=== Task description ===
Pick out the lines containing "decoration".

=== Working data ===

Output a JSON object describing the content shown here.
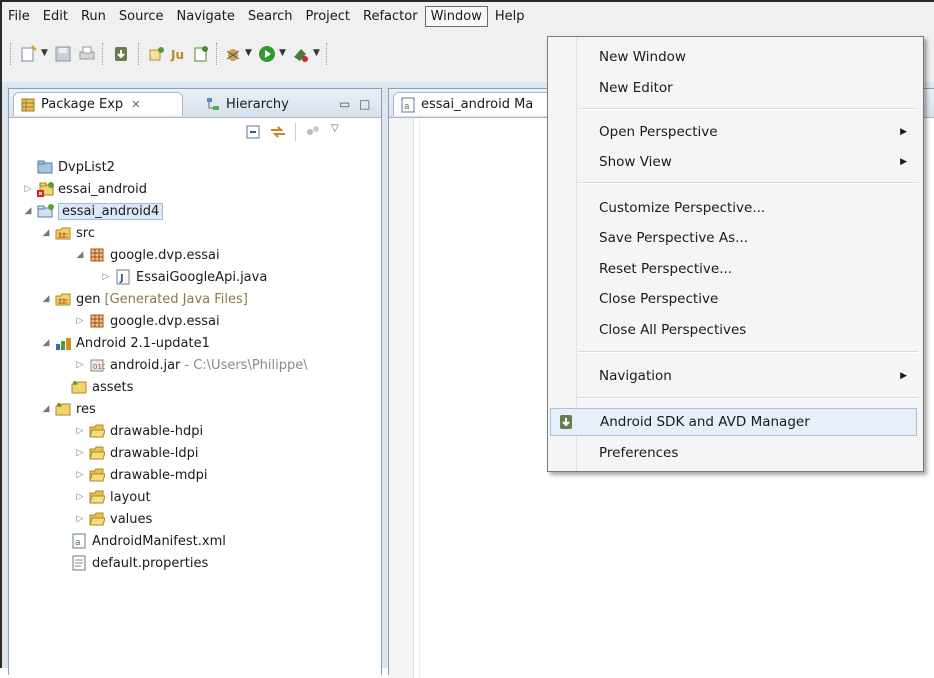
{
  "menubar": {
    "items": [
      "File",
      "Edit",
      "Run",
      "Source",
      "Navigate",
      "Search",
      "Project",
      "Refactor",
      "Window",
      "Help"
    ]
  },
  "package_view": {
    "tab_label": "Package Exp",
    "tab2_label": "Hierarchy",
    "editor_tab_label": "essai_android Ma",
    "tree": [
      {
        "label": "DvpList2",
        "icon": "closed-project-icon",
        "twisty": ""
      },
      {
        "label": "essai_android",
        "icon": "android-project-error-icon",
        "twisty": "▷"
      },
      {
        "label": "essai_android4",
        "icon": "android-project-icon",
        "twisty": "◢"
      },
      {
        "label": "src",
        "icon": "source-folder-icon",
        "twisty": "◢"
      },
      {
        "label": "google.dvp.essai",
        "icon": "package-icon",
        "twisty": "◢"
      },
      {
        "label": "EssaiGoogleApi.java",
        "icon": "java-file-icon",
        "twisty": "▷"
      },
      {
        "label": "gen",
        "decoration": "[Generated Java Files]",
        "icon": "gen-folder-icon",
        "twisty": "◢"
      },
      {
        "label": "google.dvp.essai",
        "icon": "package-icon",
        "twisty": "▷"
      },
      {
        "label": "Android 2.1-update1",
        "icon": "library-icon",
        "twisty": "◢"
      },
      {
        "label": "android.jar",
        "decoration": "- C:\\Users\\Philippe\\",
        "icon": "jar-icon",
        "twisty": "▷"
      },
      {
        "label": "assets",
        "icon": "folder-icon",
        "twisty": ""
      },
      {
        "label": "res",
        "icon": "folder-icon",
        "twisty": "◢"
      },
      {
        "label": "drawable-hdpi",
        "icon": "folder-open-icon",
        "twisty": "▷"
      },
      {
        "label": "drawable-ldpi",
        "icon": "folder-open-icon",
        "twisty": "▷"
      },
      {
        "label": "drawable-mdpi",
        "icon": "folder-open-icon",
        "twisty": "▷"
      },
      {
        "label": "layout",
        "icon": "folder-open-icon",
        "twisty": "▷"
      },
      {
        "label": "values",
        "icon": "folder-open-icon",
        "twisty": "▷"
      },
      {
        "label": "AndroidManifest.xml",
        "icon": "xml-file-icon",
        "twisty": ""
      },
      {
        "label": "default.properties",
        "icon": "text-file-icon",
        "twisty": ""
      }
    ]
  },
  "window_menu": {
    "items": [
      {
        "label": "New Window",
        "submenu": false
      },
      {
        "label": "New Editor",
        "submenu": false
      },
      {
        "label": "Open Perspective",
        "submenu": true
      },
      {
        "label": "Show View",
        "submenu": true
      },
      {
        "label": "Customize Perspective...",
        "submenu": false
      },
      {
        "label": "Save Perspective As...",
        "submenu": false
      },
      {
        "label": "Reset Perspective...",
        "submenu": false
      },
      {
        "label": "Close Perspective",
        "submenu": false
      },
      {
        "label": "Close All Perspectives",
        "submenu": false
      },
      {
        "label": "Navigation",
        "submenu": true
      },
      {
        "label": "Android SDK and AVD Manager",
        "submenu": false
      },
      {
        "label": "Preferences",
        "submenu": false
      }
    ],
    "arrow_glyph": "▶"
  }
}
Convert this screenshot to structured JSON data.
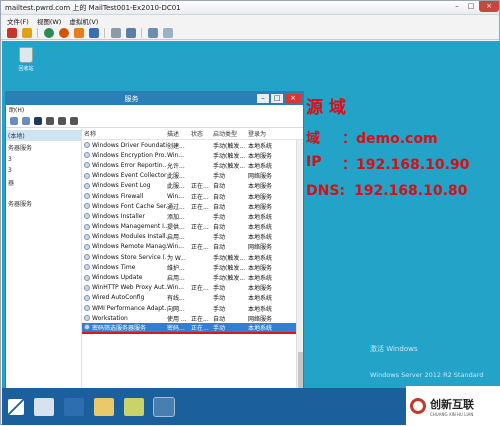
{
  "vm": {
    "title": "mailtest.pwrd.com 上的 MailTest001-Ex2010-DC01",
    "menu": [
      "文件(F)",
      "视图(W)",
      "虚拟机(V)"
    ],
    "controls": [
      "–",
      "□",
      "×"
    ]
  },
  "desktop": {
    "recycle_bin_label": "回收站",
    "watermark_line1": "激活 Windows",
    "watermark_line2": "Windows Server 2012 R2 Standard"
  },
  "services": {
    "title": "服务",
    "menu_partial": "助(H)",
    "tree": {
      "selected": "(本地)",
      "items": [
        "务器服务",
        "3",
        "3",
        "器",
        "务器服务"
      ]
    },
    "columns": {
      "name": "名称",
      "desc": "描述",
      "status": "状态",
      "startup": "启动类型",
      "logon": "登录为"
    },
    "rows": [
      {
        "name": "Windows Driver Foundati...",
        "desc": "创建...",
        "status": "",
        "startup": "手动(触发...",
        "logon": "本地系统"
      },
      {
        "name": "Windows Encryption Pro...",
        "desc": "Win...",
        "status": "",
        "startup": "手动(触发...",
        "logon": "本地服务"
      },
      {
        "name": "Windows Error Reportin...",
        "desc": "允许...",
        "status": "",
        "startup": "手动(触发...",
        "logon": "本地系统"
      },
      {
        "name": "Windows Event Collector",
        "desc": "此服...",
        "status": "",
        "startup": "手动",
        "logon": "网络服务"
      },
      {
        "name": "Windows Event Log",
        "desc": "此服...",
        "status": "正在...",
        "startup": "自动",
        "logon": "本地服务"
      },
      {
        "name": "Windows Firewall",
        "desc": "Win...",
        "status": "正在...",
        "startup": "自动",
        "logon": "本地服务"
      },
      {
        "name": "Windows Font Cache Ser...",
        "desc": "通过...",
        "status": "正在...",
        "startup": "自动",
        "logon": "本地服务"
      },
      {
        "name": "Windows Installer",
        "desc": "添加...",
        "status": "",
        "startup": "手动",
        "logon": "本地系统"
      },
      {
        "name": "Windows Management I...",
        "desc": "提供...",
        "status": "正在...",
        "startup": "自动",
        "logon": "本地系统"
      },
      {
        "name": "Windows Modules Install...",
        "desc": "启用...",
        "status": "",
        "startup": "手动",
        "logon": "本地系统"
      },
      {
        "name": "Windows Remote Manag...",
        "desc": "Win...",
        "status": "正在...",
        "startup": "自动",
        "logon": "网络服务"
      },
      {
        "name": "Windows Store Service (...",
        "desc": "为 W...",
        "status": "",
        "startup": "手动(触发...",
        "logon": "本地系统"
      },
      {
        "name": "Windows Time",
        "desc": "维护...",
        "status": "",
        "startup": "手动(触发...",
        "logon": "本地服务"
      },
      {
        "name": "Windows Update",
        "desc": "启用...",
        "status": "",
        "startup": "手动(触发...",
        "logon": "本地系统"
      },
      {
        "name": "WinHTTP Web Proxy Aut...",
        "desc": "Win...",
        "status": "正在...",
        "startup": "手动",
        "logon": "本地服务"
      },
      {
        "name": "Wired AutoConfig",
        "desc": "有线...",
        "status": "",
        "startup": "手动",
        "logon": "本地系统"
      },
      {
        "name": "WMI Performance Adapt...",
        "desc": "向网...",
        "status": "",
        "startup": "手动",
        "logon": "本地系统"
      },
      {
        "name": "Workstation",
        "desc": "使用 ...",
        "status": "正在...",
        "startup": "自动",
        "logon": "网络服务"
      },
      {
        "name": "密码筛选服务器服务",
        "desc": "密码...",
        "status": "正在...",
        "startup": "手动",
        "logon": "本地系统",
        "selected": true
      }
    ]
  },
  "overlay": {
    "heading": "源 域",
    "line1_label": "域",
    "line1_value": "：demo.com",
    "line2_label": "IP",
    "line2_value": "：192.168.10.90",
    "line3_label": "DNS:",
    "line3_value": "192.168.10.80"
  },
  "logo": {
    "cn": "创新互联",
    "en": "CHUANG XIN HU LIAN"
  }
}
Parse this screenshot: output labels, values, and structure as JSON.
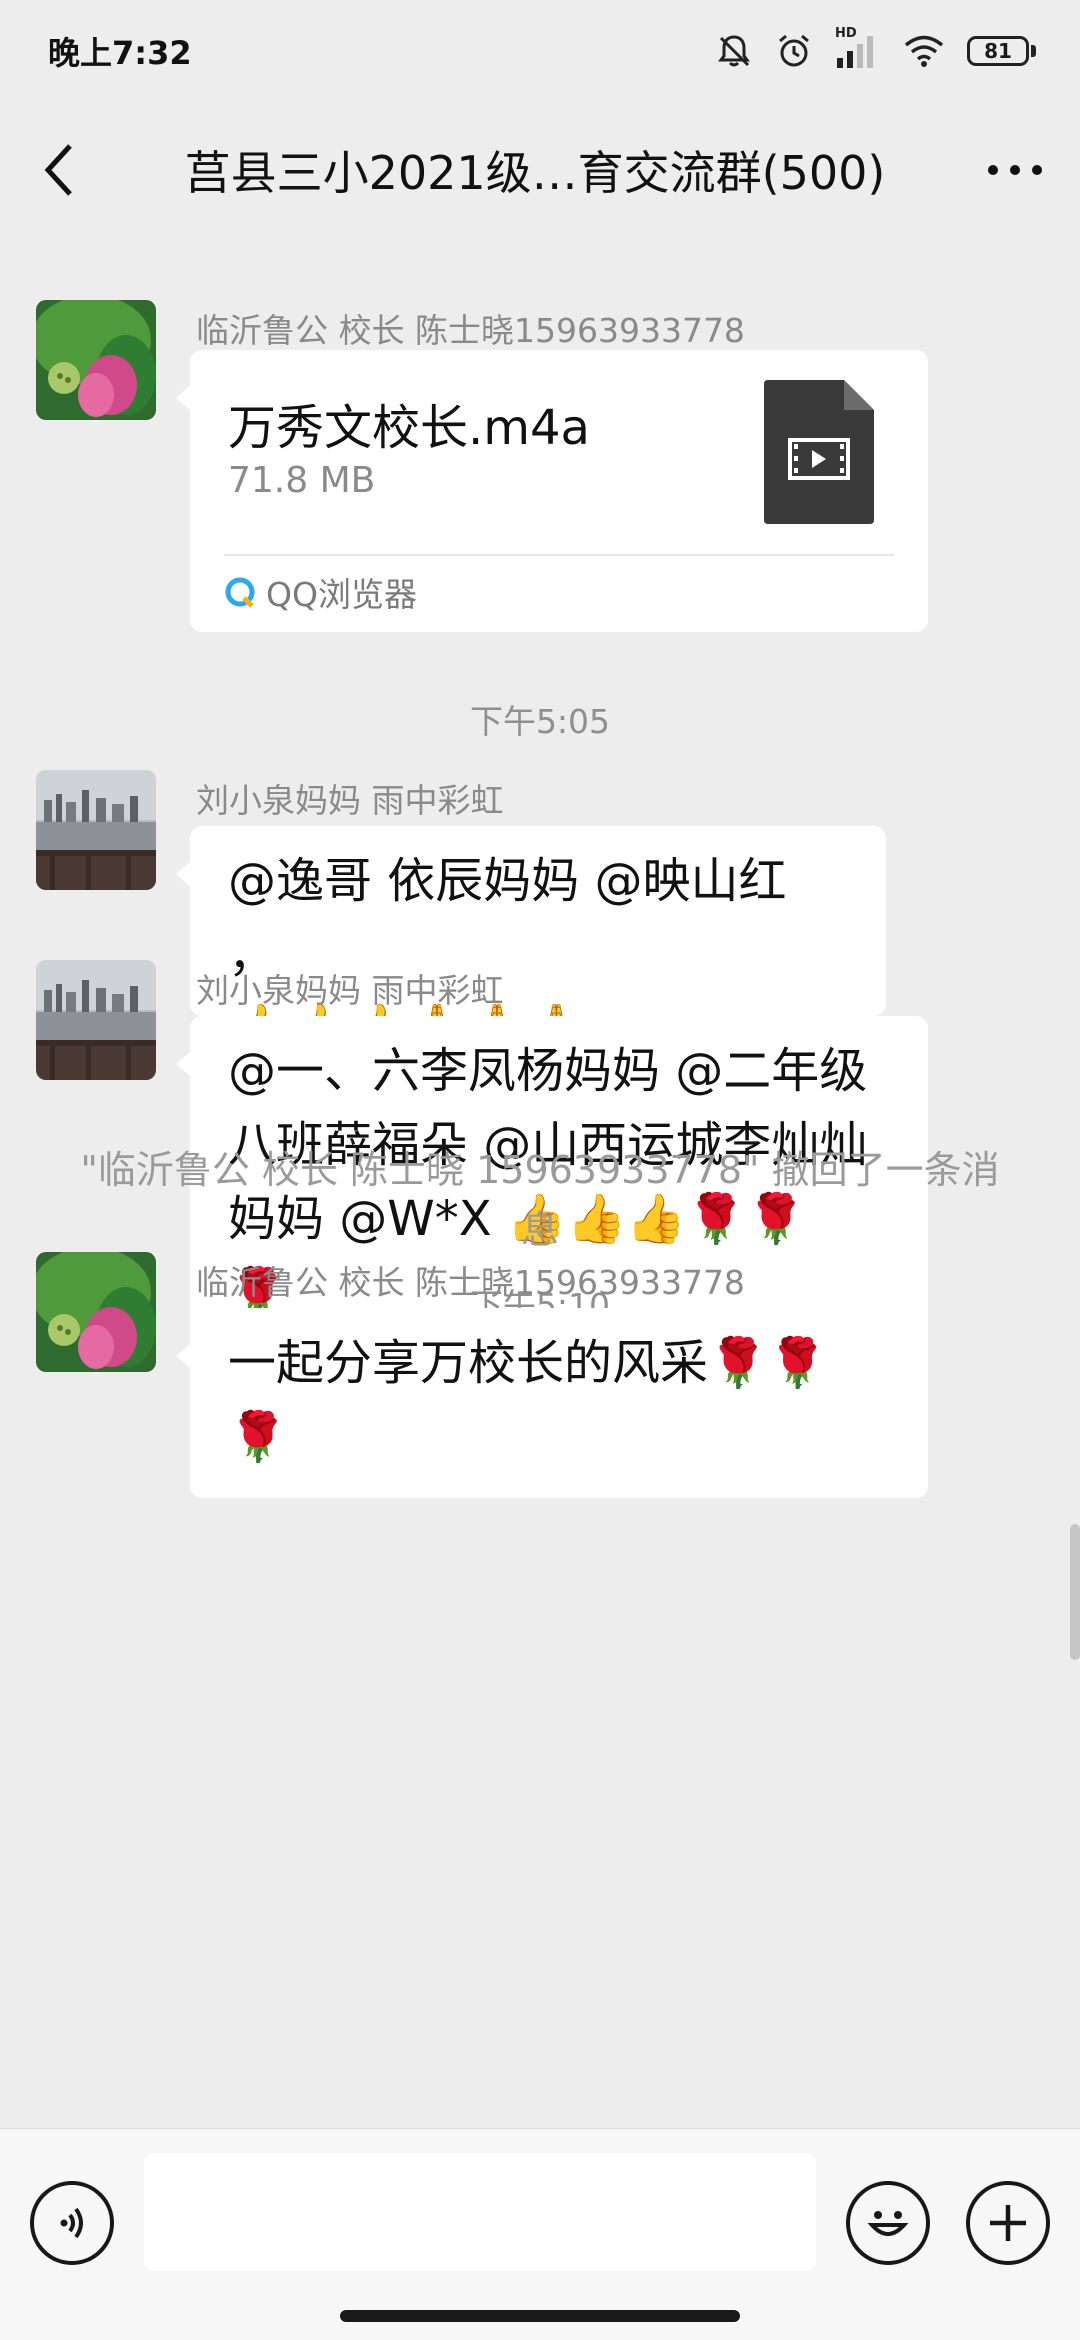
{
  "status_bar": {
    "time": "晚上7:32",
    "battery": "81",
    "hd_label": "HD"
  },
  "header": {
    "title": "莒县三小2021级…育交流群(500)"
  },
  "messages": [
    {
      "type": "file",
      "sender": "临沂鲁公 校长  陈士晓15963933778",
      "file_name": "万秀文校长.m4a",
      "file_size": "71.8 MB",
      "source": "QQ浏览器",
      "avatar": "lotus-avatar"
    },
    {
      "type": "time",
      "text": "下午5:05"
    },
    {
      "type": "text",
      "sender": "刘小泉妈妈  雨中彩虹",
      "text": "@逸哥 依辰妈妈 @映山红 ，",
      "emoji": "👍👍👍🙏🙏🙏",
      "avatar": "lake-avatar"
    },
    {
      "type": "text",
      "sender": "刘小泉妈妈  雨中彩虹",
      "lines": [
        "@一、六李凤杨妈妈 @二年级",
        "八班薛福朵 @山西运城李灿灿",
        "妈妈 @W*X "
      ],
      "emoji_inline": "👍👍👍🌹🌹",
      "emoji_last": "🌹",
      "avatar": "lake-avatar"
    },
    {
      "type": "time",
      "text": "下午5:10"
    },
    {
      "type": "recall",
      "text": "\"临沂鲁公 校长  陈士晓 15963933778\" 撤回了一条消息"
    },
    {
      "type": "text",
      "sender": "临沂鲁公 校长  陈士晓15963933778",
      "text": "一起分享万校长的风采",
      "emoji_inline": "🌹🌹",
      "emoji_last": "🌹",
      "avatar": "lotus-avatar"
    }
  ],
  "input_bar": {
    "placeholder": "",
    "value": ""
  },
  "icons": {
    "back": "chevron-left-icon",
    "more": "more-dots-icon",
    "voice": "voice-icon",
    "emoji": "smiley-icon",
    "plus": "plus-icon",
    "file": "video-file-icon"
  },
  "colors": {
    "background": "#ededed",
    "bubble": "#ffffff",
    "meta_text": "#8a8a8a"
  }
}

=== Finished answer ===
        "decoration": "[Generated Java Files]",
        "decoration": "- C:\\Users\\Philippe\\",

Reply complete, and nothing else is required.